(Exercise requirements):
Without the pictures, reproduce the records that follow exactly.

# start of Data entries

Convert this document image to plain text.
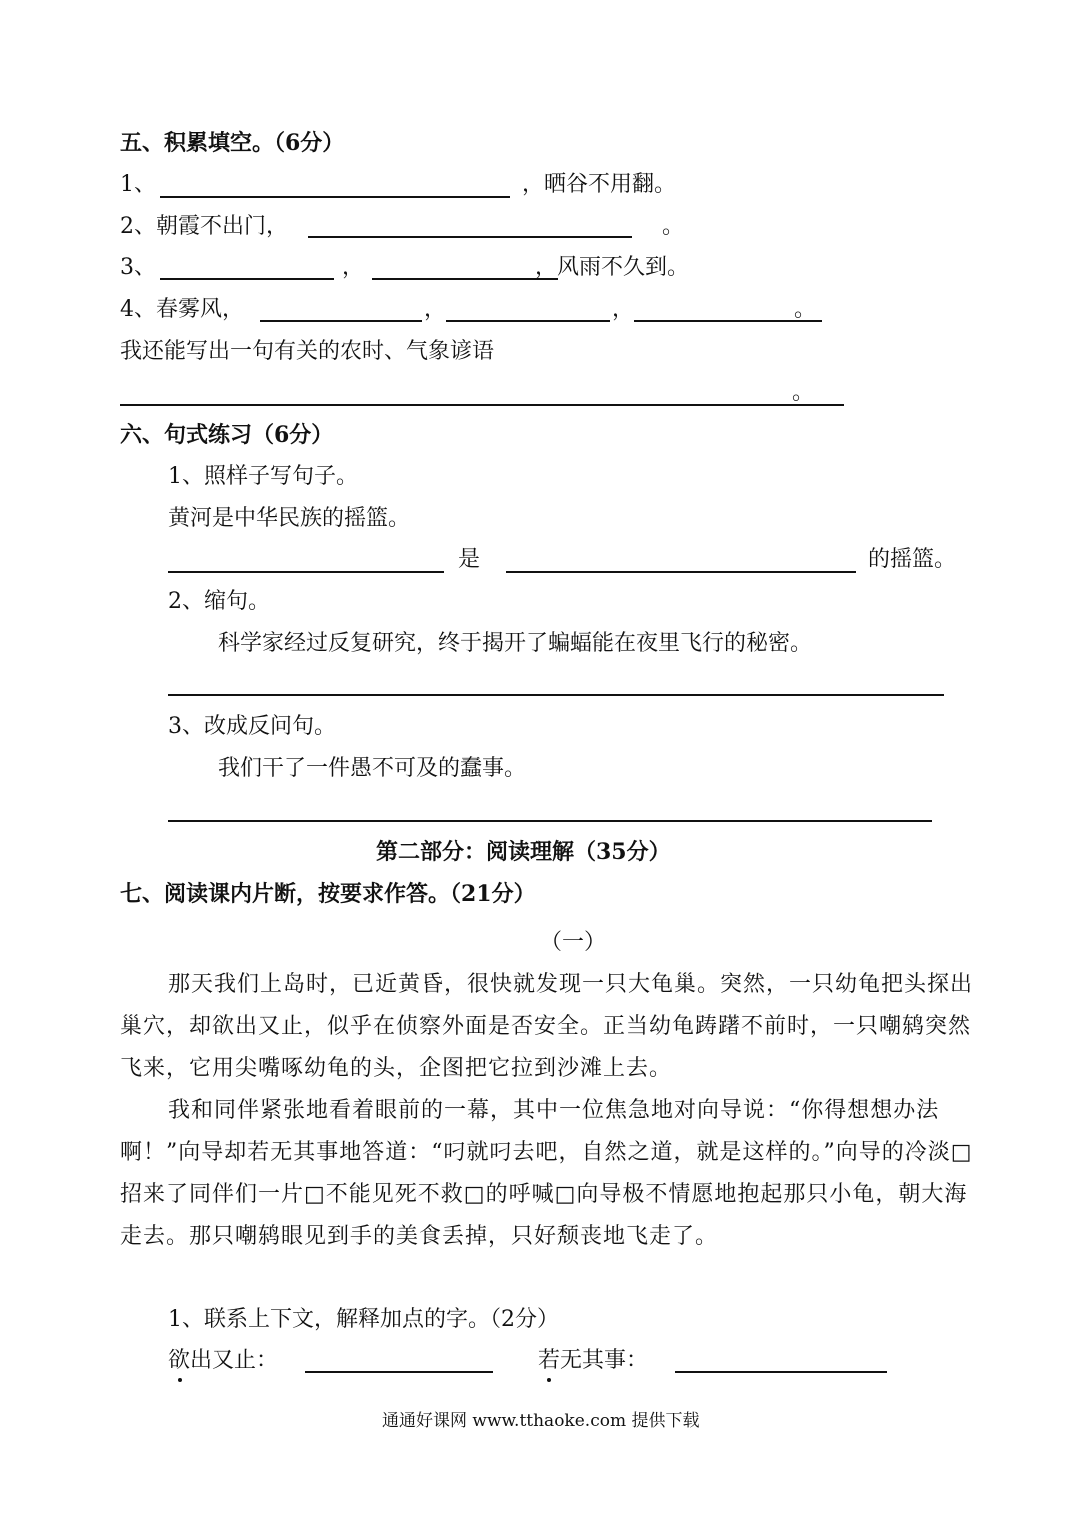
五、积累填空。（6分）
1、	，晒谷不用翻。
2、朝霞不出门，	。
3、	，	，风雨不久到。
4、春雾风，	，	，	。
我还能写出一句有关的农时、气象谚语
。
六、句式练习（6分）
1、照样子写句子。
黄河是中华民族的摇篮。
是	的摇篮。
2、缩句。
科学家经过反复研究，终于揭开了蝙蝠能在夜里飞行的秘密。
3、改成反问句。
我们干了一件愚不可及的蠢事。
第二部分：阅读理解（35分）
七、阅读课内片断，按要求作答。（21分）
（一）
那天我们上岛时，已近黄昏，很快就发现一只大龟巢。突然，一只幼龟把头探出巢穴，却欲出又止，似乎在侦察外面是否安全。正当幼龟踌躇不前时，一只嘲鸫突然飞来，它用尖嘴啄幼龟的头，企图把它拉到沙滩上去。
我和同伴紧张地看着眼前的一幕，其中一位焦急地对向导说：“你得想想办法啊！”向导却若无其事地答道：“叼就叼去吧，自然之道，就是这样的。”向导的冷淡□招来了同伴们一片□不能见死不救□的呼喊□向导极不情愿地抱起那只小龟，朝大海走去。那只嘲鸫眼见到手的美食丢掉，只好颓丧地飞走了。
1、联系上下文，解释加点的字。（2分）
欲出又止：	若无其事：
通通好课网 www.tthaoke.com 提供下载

# end of Data entries

(Written response):
Convert this document image to plain text.
五、积累填空。（6分）
1、	，晒谷不用翻。
2、朝霞不出门，	。
3、	，	，风雨不久到。
4、春雾风，	，	，	。
我还能写出一句有关的农时、气象谚语
。
六、句式练习（6分）
1、照样子写句子。
黄河是中华民族的摇篮。
是	的摇篮。
2、缩句。
科学家经过反复研究，终于揭开了蝙蝠能在夜里飞行的秘密。
3、改成反问句。
我们干了一件愚不可及的蠢事。
第二部分：阅读理解（35分）
七、阅读课内片断，按要求作答。（21分）
（一）
那天我们上岛时，已近黄昏，很快就发现一只大龟巢。突然，一只幼龟把头探出巢穴，却欲出又止，似乎在侦察外面是否安全。正当幼龟踌躇不前时，一只嘲鸫突然飞来，它用尖嘴啄幼龟的头，企图把它拉到沙滩上去。
我和同伴紧张地看着眼前的一幕，其中一位焦急地对向导说：“你得想想办法啊！”向导却若无其事地答道：“叼就叼去吧，自然之道，就是这样的。”向导的冷淡□招来了同伴们一片□不能见死不救□的呼喊□向导极不情愿地抱起那只小龟，朝大海走去。那只嘲鸫眼见到手的美食丢掉，只好颓丧地飞走了。
1、联系上下文，解释加点的字。（2分）
欲出又止：	若无其事：
通通好课网 www.tthaoke.com 提供下载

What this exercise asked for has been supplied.